— YOUR OBJECTIVE —
Set each record down exactly, excluding all images.

— RECORDED INFORMATION —
[Begin]
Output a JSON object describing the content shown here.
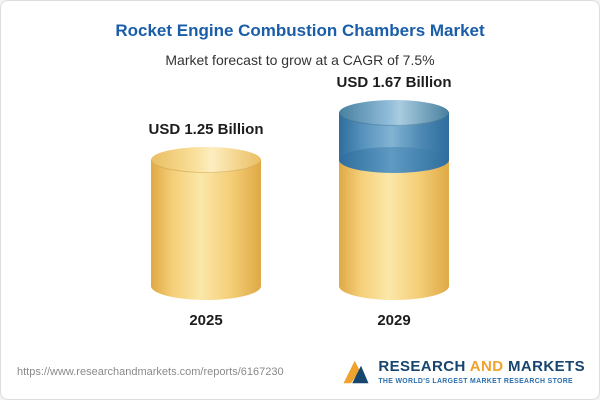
{
  "header": {
    "title": "Rocket Engine Combustion Chambers Market",
    "subtitle": "Market forecast to grow at a CAGR of 7.5%"
  },
  "chart_data": {
    "type": "bar",
    "categories": [
      "2025",
      "2029"
    ],
    "values": [
      1.25,
      1.67
    ],
    "value_labels": [
      "USD 1.25 Billion",
      "USD 1.67 Billion"
    ],
    "title": "Rocket Engine Combustion Chambers Market",
    "subtitle": "Market forecast to grow at a CAGR of 7.5%",
    "unit": "USD Billion",
    "cagr": "7.5%",
    "colors": {
      "base_bar": "#F5CF79",
      "growth_segment": "#4C88B2",
      "title": "#1A5DA8"
    },
    "legend_position": "none",
    "grid": false
  },
  "footer": {
    "url": "https://www.researchandmarkets.com/reports/6167230",
    "logo": {
      "word1": "RESEARCH",
      "word2": "AND",
      "word3": "MARKETS",
      "tagline": "THE WORLD'S LARGEST MARKET RESEARCH STORE"
    }
  }
}
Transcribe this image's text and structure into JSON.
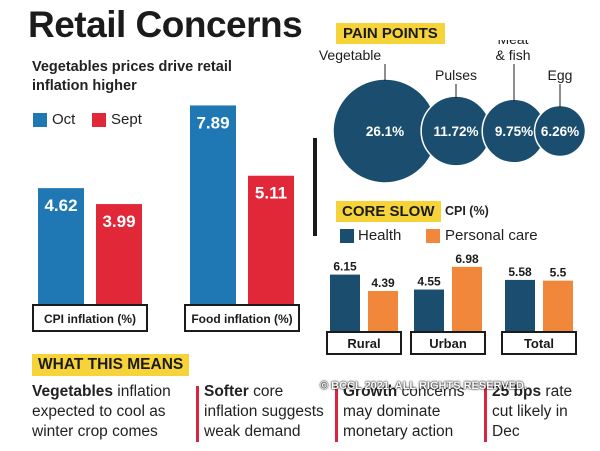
{
  "title": "Retail Concerns",
  "colors": {
    "oct": "#1f78b4",
    "sept": "#e02838",
    "bubble": "#1b4e6e",
    "health": "#1b4e6e",
    "personal": "#f0873a",
    "yellow": "#f7d33a"
  },
  "chart_data": [
    {
      "type": "bar",
      "title": "Vegetables prices drive retail inflation higher",
      "categories": [
        "CPI inflation (%)",
        "Food inflation (%)"
      ],
      "series": [
        {
          "name": "Oct",
          "values": [
            4.62,
            7.89
          ]
        },
        {
          "name": "Sept",
          "values": [
            3.99,
            5.11
          ]
        }
      ],
      "data_labels": [
        [
          "4.62",
          "3.99"
        ],
        [
          "7.89",
          "5.11"
        ]
      ],
      "ylim": [
        0,
        8.5
      ]
    },
    {
      "type": "bubble",
      "title": "PAIN POINTS",
      "categories": [
        "Vegetable",
        "Pulses",
        "Meat & fish",
        "Egg"
      ],
      "values": [
        26.1,
        11.72,
        9.75,
        6.26
      ],
      "data_labels": [
        "26.1%",
        "11.72%",
        "9.75%",
        "6.26%"
      ]
    },
    {
      "type": "bar",
      "title": "CORE SLOW",
      "ylabel": "CPI (%)",
      "categories": [
        "Rural",
        "Urban",
        "Total"
      ],
      "series": [
        {
          "name": "Health",
          "values": [
            6.15,
            4.55,
            5.58
          ]
        },
        {
          "name": "Personal care",
          "values": [
            4.39,
            6.98,
            5.5
          ]
        }
      ],
      "data_labels": [
        [
          "6.15",
          "4.39"
        ],
        [
          "4.55",
          "6.98"
        ],
        [
          "5.58",
          "5.5"
        ]
      ],
      "ylim": [
        0,
        7.5
      ]
    }
  ],
  "what_this_means": {
    "header": "WHAT THIS MEANS",
    "items": [
      {
        "bold": "Vegetables",
        "rest": " inflation expected to cool as winter crop comes"
      },
      {
        "bold": "Softer",
        "rest": " core inflation suggests weak demand"
      },
      {
        "bold": "Growth",
        "rest": " concerns may dominate monetary action"
      },
      {
        "bold": "25 bps",
        "rest": " rate cut likely in Dec"
      }
    ]
  },
  "watermark": "© BCCL 2021. ALL RIGHTS RESERVED."
}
[End]
— OUTPUT FOR THIS EXERCISE —
Output a JSON object describing the content shown here.
{
  "header": {
    "title": "Rocket Engine Combustion Chambers Market",
    "subtitle": "Market forecast to grow at a CAGR of 7.5%"
  },
  "chart_data": {
    "type": "bar",
    "categories": [
      "2025",
      "2029"
    ],
    "values": [
      1.25,
      1.67
    ],
    "value_labels": [
      "USD 1.25 Billion",
      "USD 1.67 Billion"
    ],
    "title": "Rocket Engine Combustion Chambers Market",
    "subtitle": "Market forecast to grow at a CAGR of 7.5%",
    "unit": "USD Billion",
    "cagr": "7.5%",
    "colors": {
      "base_bar": "#F5CF79",
      "growth_segment": "#4C88B2",
      "title": "#1A5DA8"
    },
    "legend_position": "none",
    "grid": false
  },
  "footer": {
    "url": "https://www.researchandmarkets.com/reports/6167230",
    "logo": {
      "word1": "RESEARCH",
      "word2": "AND",
      "word3": "MARKETS",
      "tagline": "THE WORLD'S LARGEST MARKET RESEARCH STORE"
    }
  }
}
Transcribe this image's text and structure into JSON.
{
  "title": "Retail Concerns",
  "colors": {
    "oct": "#1f78b4",
    "sept": "#e02838",
    "bubble": "#1b4e6e",
    "health": "#1b4e6e",
    "personal": "#f0873a",
    "yellow": "#f7d33a"
  },
  "chart_data": [
    {
      "type": "bar",
      "title": "Vegetables prices drive retail inflation higher",
      "categories": [
        "CPI inflation (%)",
        "Food inflation (%)"
      ],
      "series": [
        {
          "name": "Oct",
          "values": [
            4.62,
            7.89
          ]
        },
        {
          "name": "Sept",
          "values": [
            3.99,
            5.11
          ]
        }
      ],
      "data_labels": [
        [
          "4.62",
          "3.99"
        ],
        [
          "7.89",
          "5.11"
        ]
      ],
      "ylim": [
        0,
        8.5
      ]
    },
    {
      "type": "bubble",
      "title": "PAIN POINTS",
      "categories": [
        "Vegetable",
        "Pulses",
        "Meat & fish",
        "Egg"
      ],
      "values": [
        26.1,
        11.72,
        9.75,
        6.26
      ],
      "data_labels": [
        "26.1%",
        "11.72%",
        "9.75%",
        "6.26%"
      ]
    },
    {
      "type": "bar",
      "title": "CORE SLOW",
      "ylabel": "CPI (%)",
      "categories": [
        "Rural",
        "Urban",
        "Total"
      ],
      "series": [
        {
          "name": "Health",
          "values": [
            6.15,
            4.55,
            5.58
          ]
        },
        {
          "name": "Personal care",
          "values": [
            4.39,
            6.98,
            5.5
          ]
        }
      ],
      "data_labels": [
        [
          "6.15",
          "4.39"
        ],
        [
          "4.55",
          "6.98"
        ],
        [
          "5.58",
          "5.5"
        ]
      ],
      "ylim": [
        0,
        7.5
      ]
    }
  ],
  "what_this_means": {
    "header": "WHAT THIS MEANS",
    "items": [
      {
        "bold": "Vegetables",
        "rest": " inflation expected to cool as winter crop comes"
      },
      {
        "bold": "Softer",
        "rest": " core inflation suggests weak demand"
      },
      {
        "bold": "Growth",
        "rest": " concerns may dominate monetary action"
      },
      {
        "bold": "25 bps",
        "rest": " rate cut likely in Dec"
      }
    ]
  },
  "watermark": "© BCCL 2021. ALL RIGHTS RESERVED."
}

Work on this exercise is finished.